- _GIVEN INSTRUCTION_
Find the string "heaviest" in the records. Copy every line it appears in.

- _RECORDS SUPPLIED_
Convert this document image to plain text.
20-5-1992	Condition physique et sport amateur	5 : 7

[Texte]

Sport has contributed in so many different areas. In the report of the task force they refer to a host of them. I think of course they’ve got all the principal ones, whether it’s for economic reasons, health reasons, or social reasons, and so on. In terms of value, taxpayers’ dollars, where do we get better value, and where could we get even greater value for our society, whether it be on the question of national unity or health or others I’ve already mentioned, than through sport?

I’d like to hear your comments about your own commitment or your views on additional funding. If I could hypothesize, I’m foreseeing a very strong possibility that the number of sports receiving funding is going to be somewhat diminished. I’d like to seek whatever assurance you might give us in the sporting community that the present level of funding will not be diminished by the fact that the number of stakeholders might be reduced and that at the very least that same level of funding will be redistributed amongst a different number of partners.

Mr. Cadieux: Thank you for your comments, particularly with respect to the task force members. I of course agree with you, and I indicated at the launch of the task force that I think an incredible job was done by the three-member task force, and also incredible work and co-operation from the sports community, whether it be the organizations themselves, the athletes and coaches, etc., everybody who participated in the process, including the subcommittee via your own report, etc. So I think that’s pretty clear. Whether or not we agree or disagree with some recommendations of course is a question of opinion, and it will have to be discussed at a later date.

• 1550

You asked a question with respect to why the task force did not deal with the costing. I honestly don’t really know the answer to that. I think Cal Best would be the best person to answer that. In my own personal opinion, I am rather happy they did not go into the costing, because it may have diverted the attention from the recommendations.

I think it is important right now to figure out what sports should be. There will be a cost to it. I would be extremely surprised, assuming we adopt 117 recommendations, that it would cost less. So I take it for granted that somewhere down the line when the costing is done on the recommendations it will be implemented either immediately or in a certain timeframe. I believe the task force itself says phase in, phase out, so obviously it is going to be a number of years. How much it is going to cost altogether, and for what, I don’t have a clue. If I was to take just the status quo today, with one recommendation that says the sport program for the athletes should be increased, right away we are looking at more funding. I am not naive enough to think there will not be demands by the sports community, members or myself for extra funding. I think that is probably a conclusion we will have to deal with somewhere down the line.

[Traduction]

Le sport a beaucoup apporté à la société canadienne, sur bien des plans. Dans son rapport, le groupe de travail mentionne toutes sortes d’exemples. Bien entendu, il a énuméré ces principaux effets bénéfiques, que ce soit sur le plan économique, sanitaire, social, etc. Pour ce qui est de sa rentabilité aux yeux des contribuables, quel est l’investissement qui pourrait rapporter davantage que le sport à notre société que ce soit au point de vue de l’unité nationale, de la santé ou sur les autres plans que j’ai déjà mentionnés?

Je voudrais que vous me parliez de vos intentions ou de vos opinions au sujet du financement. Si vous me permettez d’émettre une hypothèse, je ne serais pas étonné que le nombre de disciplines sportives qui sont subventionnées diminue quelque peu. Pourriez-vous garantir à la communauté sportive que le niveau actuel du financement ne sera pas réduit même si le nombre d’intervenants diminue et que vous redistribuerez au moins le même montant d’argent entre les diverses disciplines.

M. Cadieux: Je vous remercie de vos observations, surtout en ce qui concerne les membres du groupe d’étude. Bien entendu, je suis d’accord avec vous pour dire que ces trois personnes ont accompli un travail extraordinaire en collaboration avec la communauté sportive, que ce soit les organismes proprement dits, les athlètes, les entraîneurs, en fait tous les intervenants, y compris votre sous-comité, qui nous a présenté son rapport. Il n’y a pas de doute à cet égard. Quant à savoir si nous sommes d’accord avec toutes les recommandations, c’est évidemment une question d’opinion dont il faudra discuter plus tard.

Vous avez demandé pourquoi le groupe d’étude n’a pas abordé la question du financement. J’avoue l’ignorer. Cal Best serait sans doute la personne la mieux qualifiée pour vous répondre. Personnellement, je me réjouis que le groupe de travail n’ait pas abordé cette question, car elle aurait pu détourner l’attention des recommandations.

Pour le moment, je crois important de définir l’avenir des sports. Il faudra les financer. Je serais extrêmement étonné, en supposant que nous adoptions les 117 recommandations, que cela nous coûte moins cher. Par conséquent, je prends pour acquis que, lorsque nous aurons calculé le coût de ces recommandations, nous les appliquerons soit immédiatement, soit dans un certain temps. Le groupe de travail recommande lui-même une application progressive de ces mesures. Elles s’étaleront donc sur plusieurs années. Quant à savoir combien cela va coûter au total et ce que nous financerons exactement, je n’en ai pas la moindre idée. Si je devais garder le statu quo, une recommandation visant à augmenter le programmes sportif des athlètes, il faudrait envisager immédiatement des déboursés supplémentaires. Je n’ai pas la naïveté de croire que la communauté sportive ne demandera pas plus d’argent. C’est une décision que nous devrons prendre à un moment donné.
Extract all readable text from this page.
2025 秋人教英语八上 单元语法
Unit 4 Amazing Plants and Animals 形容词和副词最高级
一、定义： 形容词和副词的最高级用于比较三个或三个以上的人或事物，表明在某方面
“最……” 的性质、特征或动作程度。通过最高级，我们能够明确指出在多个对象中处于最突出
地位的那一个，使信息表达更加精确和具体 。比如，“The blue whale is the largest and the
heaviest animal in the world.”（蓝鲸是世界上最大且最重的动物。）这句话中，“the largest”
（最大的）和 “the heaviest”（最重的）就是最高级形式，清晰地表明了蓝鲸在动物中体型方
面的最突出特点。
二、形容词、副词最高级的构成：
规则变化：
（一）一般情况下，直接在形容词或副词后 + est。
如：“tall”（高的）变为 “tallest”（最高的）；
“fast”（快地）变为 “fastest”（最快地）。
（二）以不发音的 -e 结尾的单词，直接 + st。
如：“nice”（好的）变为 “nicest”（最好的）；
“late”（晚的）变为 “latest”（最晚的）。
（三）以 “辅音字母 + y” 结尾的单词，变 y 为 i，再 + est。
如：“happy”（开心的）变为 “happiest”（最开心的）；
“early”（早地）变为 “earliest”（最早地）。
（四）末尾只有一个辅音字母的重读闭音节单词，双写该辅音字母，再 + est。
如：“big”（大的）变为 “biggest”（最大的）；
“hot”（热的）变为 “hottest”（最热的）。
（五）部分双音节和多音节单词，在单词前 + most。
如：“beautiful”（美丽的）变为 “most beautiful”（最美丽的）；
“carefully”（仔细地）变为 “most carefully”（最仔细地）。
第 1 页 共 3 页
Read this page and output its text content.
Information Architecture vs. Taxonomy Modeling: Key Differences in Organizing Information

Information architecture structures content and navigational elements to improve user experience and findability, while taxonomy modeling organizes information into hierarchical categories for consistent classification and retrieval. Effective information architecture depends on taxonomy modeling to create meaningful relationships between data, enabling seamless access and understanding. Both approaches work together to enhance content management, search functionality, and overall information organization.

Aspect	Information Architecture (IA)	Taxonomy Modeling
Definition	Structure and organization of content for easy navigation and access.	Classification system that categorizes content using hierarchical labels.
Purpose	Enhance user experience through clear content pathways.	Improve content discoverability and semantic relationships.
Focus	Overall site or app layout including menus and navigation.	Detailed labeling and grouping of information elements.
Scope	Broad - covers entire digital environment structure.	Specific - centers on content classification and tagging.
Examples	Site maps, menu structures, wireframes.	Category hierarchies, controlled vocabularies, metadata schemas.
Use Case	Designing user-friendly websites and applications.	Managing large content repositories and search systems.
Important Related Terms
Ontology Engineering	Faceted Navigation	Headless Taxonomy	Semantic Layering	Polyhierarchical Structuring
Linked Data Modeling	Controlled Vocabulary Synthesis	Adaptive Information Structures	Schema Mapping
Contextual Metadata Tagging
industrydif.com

- _EXERCISE ANSWER_
heaviest animal in the world.”（蓝鲸是世界上最大且最重的动物。）这句话中，“the largest”
（最大的）和 “the heaviest”（最重的）就是最高级形式，清晰地表明了蓝鲸在动物中体型方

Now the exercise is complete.